Where a line holds "Esus", copy it.
_____
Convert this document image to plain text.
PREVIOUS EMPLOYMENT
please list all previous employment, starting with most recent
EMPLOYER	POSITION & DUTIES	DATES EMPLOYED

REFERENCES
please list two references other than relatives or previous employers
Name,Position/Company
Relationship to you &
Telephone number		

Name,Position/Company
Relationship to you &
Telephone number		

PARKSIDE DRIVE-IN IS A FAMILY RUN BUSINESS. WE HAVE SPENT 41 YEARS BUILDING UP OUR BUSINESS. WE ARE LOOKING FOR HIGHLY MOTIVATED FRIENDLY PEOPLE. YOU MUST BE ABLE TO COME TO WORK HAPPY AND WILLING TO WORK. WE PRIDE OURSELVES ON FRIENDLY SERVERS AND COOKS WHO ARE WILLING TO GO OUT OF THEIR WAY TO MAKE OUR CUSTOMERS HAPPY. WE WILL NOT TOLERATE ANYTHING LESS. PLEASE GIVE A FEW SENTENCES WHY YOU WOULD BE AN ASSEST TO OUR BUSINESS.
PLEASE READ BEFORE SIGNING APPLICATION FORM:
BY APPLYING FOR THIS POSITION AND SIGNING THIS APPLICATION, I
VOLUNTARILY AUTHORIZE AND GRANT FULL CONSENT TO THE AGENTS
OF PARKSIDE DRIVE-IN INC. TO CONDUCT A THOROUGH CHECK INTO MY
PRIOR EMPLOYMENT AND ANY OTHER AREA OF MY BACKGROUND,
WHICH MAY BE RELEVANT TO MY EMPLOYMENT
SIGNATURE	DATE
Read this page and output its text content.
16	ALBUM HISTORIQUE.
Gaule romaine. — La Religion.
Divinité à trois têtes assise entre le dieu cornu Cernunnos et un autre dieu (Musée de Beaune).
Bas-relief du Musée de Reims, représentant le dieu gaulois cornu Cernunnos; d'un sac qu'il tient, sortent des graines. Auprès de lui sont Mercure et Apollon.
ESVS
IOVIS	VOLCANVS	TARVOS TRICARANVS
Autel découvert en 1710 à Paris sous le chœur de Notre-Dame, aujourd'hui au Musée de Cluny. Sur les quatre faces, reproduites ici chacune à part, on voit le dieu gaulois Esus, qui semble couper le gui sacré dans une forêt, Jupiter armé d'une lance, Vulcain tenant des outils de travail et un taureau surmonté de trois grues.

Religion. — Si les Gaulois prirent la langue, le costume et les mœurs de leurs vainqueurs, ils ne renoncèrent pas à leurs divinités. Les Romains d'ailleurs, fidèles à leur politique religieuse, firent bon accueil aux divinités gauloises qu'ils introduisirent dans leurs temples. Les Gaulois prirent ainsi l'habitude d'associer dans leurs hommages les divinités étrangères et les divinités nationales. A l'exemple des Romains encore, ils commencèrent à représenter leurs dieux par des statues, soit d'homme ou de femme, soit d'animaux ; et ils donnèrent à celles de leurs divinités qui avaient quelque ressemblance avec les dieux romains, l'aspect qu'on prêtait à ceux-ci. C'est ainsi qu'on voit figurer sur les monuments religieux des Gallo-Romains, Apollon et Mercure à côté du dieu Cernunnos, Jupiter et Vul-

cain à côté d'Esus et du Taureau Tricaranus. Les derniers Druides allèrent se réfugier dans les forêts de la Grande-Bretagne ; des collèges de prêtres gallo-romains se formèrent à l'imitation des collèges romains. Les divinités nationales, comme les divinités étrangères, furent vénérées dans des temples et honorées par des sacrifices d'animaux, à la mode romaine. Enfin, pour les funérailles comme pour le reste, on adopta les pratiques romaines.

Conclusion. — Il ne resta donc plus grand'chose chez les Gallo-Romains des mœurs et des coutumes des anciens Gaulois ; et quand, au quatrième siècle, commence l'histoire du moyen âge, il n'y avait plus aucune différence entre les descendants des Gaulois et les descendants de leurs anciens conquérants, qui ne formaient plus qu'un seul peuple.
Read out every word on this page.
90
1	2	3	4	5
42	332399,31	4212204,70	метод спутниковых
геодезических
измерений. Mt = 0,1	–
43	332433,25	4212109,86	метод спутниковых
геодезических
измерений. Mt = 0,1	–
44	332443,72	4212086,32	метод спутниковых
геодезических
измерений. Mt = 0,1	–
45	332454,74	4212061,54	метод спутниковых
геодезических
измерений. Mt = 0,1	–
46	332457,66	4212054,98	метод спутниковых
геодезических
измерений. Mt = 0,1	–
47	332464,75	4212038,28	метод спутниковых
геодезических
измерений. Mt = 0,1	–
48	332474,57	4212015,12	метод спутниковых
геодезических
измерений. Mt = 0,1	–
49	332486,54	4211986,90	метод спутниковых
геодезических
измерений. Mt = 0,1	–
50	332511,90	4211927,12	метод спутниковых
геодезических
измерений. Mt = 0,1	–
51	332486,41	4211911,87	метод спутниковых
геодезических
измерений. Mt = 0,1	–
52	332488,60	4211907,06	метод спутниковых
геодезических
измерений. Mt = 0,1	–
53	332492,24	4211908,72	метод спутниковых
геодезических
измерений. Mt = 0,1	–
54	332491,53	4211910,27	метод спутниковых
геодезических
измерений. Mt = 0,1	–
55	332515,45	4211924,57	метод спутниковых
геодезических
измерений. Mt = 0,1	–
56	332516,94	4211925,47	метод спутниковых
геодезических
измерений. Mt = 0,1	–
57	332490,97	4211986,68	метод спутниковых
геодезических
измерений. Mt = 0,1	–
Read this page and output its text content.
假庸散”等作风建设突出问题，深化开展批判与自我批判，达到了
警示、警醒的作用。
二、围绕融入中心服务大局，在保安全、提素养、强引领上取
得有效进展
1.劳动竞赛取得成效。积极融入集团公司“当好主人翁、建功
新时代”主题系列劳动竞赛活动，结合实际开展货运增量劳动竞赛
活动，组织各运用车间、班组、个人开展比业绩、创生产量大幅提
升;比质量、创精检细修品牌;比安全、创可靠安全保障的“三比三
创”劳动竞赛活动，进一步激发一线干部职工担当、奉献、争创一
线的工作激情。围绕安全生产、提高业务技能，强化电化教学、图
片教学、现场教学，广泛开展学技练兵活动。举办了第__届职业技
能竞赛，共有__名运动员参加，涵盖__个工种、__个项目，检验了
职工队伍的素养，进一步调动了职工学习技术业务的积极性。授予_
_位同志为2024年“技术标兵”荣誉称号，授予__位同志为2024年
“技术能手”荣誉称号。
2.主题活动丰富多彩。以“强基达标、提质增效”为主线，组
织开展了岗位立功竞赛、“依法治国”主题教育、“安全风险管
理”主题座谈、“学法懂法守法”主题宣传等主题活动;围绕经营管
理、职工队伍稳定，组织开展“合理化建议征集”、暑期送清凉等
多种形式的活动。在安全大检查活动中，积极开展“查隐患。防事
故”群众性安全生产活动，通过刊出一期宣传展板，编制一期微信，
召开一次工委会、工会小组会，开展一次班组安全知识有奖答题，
_____
▶ EXERCISE RESULT:
Autel découvert en 1710 à Paris sous le chœur de Notre-Dame, aujourd'hui au Musée de Cluny. Sur les quatre faces, reproduites ici chacune à part, on voit le dieu gaulois Esus, qui semble couper le gui sacré dans une forêt, Jupiter armé d'une lance, Vulcain tenant des outils de travail et un taureau surmonté de trois grues.
cain à côté d'Esus et du Taureau Tricaranus. Les derniers Druides allèrent se réfugier dans les forêts de la Grande-Bretagne ; des collèges de prêtres gallo-romains se formèrent à l'imitation des collèges romains. Les divinités nationales, comme les divinités étrangères, furent vénérées dans des temples et honorées par des sacrifices d'animaux, à la mode romaine. Enfin, pour les funérailles comme pour le reste, on adopta les pratiques romaines.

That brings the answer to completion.